Цель сатиры — вскрыть сущность явления, противоречащую его внешнему облику, подчеркнуть внутреннюю слабость, несостоятельность, вредность и другие замаскированные специально или обычно не замечаемые недостатки. Для сатиры типично прямое и резкое выражение тенденции, взглядов писателя, многие ее произведения публицистичны, отражают конкретные общественно-политические события современности. Такой публицистичностью обладает и проза А. П. Платонова.
Одним из первых сатирических произведений писателя стала повесть "Город Градов".
*в городе градов герои не покоряли природу, а осваивали канцелярию. Государственный человк Шмаков создал труд «принципы обезличивания человека с целью перерождения его в абсолютного гражданина». Истинный гражданин, по шмакову, должен потерять индивидуальность, а природа – «худший враг порядка и гармонии», потому что не поддается никаким циркулярам. «город градов» печатался с купюрами и искажениями. Его причисляли к антибюрократическим произведениям, упрощая глубинный смысл книги, которая выявляла не злоупотребления чиновников, а посягала на идею государства, в котором «бумажка» сильнее человека, а «порядок» важнее сути.*
Повесть начинается описанием города: "Героев город не имел, безропотно и единогласно принимая резолюции по мировым вопросам", "...сколько ни давали денег ветхой, растрепанной бандитами и заросшей лопухами губернии, ничего замечательного не выходило". В этот город приезжает Иван Шмаков, чтобы "врасти в губернские дела и освежить их здравым смыслом". Он начинает писать труд "Записки государственного человека", который затем хочет переименовать — "Советизация как начало гармонизации вселенной". А умирает Иван "от истощения сил на большом социально-философском труде: "Принципы обезличения человека, с целью перерождения в абсолютного гражданина с законно упорядоченными поступками на каждый миг бытия".

- - -

*Задания*
1) Ответьте по отрывку о повести «Город Градов»:
(a) Какое произведение названо одним из первых сатирических произведений Платонова?
(b) С какой целью Иван Шмаков приезжает в город?
(c) Какое новое название Шмаков хочет дать своему труду «Записки государственного человека»?
2) Продолжите отрывок о повести «Город Градов» после его последнего предложения.
Данные для этих заданий не понадобятся.

- - -

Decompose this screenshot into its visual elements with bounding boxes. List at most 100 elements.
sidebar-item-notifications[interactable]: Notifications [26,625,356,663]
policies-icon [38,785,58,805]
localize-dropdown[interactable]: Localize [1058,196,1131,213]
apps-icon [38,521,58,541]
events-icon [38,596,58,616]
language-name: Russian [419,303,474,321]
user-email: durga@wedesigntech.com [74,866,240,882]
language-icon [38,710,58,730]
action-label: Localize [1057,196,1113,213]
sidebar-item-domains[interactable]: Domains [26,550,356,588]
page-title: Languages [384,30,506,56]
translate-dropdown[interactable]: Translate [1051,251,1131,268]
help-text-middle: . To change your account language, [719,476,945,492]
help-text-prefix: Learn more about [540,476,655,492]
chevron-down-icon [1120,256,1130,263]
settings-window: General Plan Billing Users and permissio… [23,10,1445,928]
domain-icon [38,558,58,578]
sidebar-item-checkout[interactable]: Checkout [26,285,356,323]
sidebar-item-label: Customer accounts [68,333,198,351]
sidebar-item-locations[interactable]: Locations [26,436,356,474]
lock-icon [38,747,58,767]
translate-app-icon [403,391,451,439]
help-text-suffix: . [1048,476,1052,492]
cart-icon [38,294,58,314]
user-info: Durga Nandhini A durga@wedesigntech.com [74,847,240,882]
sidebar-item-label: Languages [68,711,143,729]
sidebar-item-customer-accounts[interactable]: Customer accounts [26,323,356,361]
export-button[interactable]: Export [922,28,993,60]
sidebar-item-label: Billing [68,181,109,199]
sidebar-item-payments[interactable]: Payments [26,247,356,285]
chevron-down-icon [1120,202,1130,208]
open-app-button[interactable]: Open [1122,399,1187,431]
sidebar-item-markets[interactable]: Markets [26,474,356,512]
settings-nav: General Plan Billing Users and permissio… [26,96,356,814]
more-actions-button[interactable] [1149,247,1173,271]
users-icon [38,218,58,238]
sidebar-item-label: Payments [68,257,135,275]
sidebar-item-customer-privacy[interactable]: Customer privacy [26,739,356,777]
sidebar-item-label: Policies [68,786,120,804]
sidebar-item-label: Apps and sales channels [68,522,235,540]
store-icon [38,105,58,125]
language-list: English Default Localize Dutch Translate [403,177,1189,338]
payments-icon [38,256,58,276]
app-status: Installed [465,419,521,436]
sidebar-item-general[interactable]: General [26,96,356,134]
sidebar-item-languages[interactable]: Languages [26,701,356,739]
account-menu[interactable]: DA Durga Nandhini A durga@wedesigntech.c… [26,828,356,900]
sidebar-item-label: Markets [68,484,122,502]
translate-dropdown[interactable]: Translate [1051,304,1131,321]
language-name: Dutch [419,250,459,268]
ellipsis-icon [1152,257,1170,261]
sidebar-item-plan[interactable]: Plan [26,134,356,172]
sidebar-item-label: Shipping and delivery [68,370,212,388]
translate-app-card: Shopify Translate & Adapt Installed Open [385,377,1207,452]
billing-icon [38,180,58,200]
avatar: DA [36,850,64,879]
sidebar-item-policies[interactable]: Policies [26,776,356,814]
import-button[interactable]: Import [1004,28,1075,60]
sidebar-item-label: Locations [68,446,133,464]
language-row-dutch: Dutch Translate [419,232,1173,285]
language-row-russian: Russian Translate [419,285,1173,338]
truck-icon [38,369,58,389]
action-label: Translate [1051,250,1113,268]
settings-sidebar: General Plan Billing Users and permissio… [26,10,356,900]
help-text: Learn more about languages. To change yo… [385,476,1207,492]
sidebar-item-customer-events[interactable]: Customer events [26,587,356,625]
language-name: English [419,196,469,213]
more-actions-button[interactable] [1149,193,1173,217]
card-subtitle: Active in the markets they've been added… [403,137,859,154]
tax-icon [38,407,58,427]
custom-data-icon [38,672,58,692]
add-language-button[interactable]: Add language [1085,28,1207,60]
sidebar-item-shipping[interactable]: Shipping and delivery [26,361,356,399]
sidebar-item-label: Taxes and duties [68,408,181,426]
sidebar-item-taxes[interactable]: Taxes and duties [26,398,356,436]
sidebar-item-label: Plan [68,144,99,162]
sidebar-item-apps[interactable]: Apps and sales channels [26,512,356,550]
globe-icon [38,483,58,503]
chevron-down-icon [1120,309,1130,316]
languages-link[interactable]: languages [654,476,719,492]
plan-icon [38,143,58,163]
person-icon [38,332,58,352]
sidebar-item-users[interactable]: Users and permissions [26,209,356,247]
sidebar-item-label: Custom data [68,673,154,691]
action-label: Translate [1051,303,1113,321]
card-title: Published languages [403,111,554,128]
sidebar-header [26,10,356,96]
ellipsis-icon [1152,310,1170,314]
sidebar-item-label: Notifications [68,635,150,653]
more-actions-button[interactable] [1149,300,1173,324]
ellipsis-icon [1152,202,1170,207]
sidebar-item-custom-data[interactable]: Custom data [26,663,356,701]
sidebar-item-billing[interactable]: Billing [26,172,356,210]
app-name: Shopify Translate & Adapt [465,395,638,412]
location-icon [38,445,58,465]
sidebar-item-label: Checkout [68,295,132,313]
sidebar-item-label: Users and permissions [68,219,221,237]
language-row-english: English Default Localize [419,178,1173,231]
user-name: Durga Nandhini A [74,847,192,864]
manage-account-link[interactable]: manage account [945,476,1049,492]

- - -

*Ответы*
1)
(a) Повесть «Город Градов».
(b) Чтобы «врасти в губернские дела и освежить их здравым смыслом».
(c) «Советизация как начало гармонизации вселенной».

2)
Своеобразие платоновской сатиры заключается в том, что Шмаков, главный философ, создающий концепцию бюрократизма, выполняет двойную функцию: с одной стороны, он — воинствующий бюрократ, с другой — именно он является главным разоблачителем существующего порядка. Шмакова одолевают сомнения, и в его голове рождается "преступная мысль": "Не есть ли сам закон или другое установление — нарушение живого тела вселенной, трепещущей в своих противоречиях и так достигающей всецелой гармонии?" Ему же Платонов доверяет произнести разоблачающую речь обюрократах: "Кто мы такие? Мы за-ме-сти-те-ли пролетариев! Стало быть, к примеру, я есть заместитель революционера и хозяина! Чувствуете мудрость? Все замещено! Все стало подложным! Все не настоящее, а суррогат!" В этих словах — вся сила платоновской сатиры: с одной стороны, как бы апология бюрократизма, а с другой — простая мысль о том, что власти у пролетариев нет, а есть только у его "заместителей". Бормотов, практик-бюрократ с большим стажем, убежденно заявляет: "Уничтожьте бюрократизм — станет беззаконие", потому что прекрасно понимает, что бюрократизм в принципе неуничтожим, поскольку бюрократы — надежная опора власти. И вот эта мысль особенно дорога Шмакову: "Канцелярия является главной силой, преобразующей мир прочных стихий в мир закона и благородства".
В повести "Город Градов" Платонов открывает, по словам исследователя Л. Шубина, специфичную "градовскую школу философии", которая раскрывается особым языком, на котором только и возможно писать о том, о чем он пишет. Это язык всепроникающей иронии, перефразировка шаблонов, которые отражают всю узость и тупость мышления градовских философов и практиков бюрократизма. Причем речь персонажей невозможно передать на нормированном языке, потому что при этом неизбежно потеряется весь смысл "выражения".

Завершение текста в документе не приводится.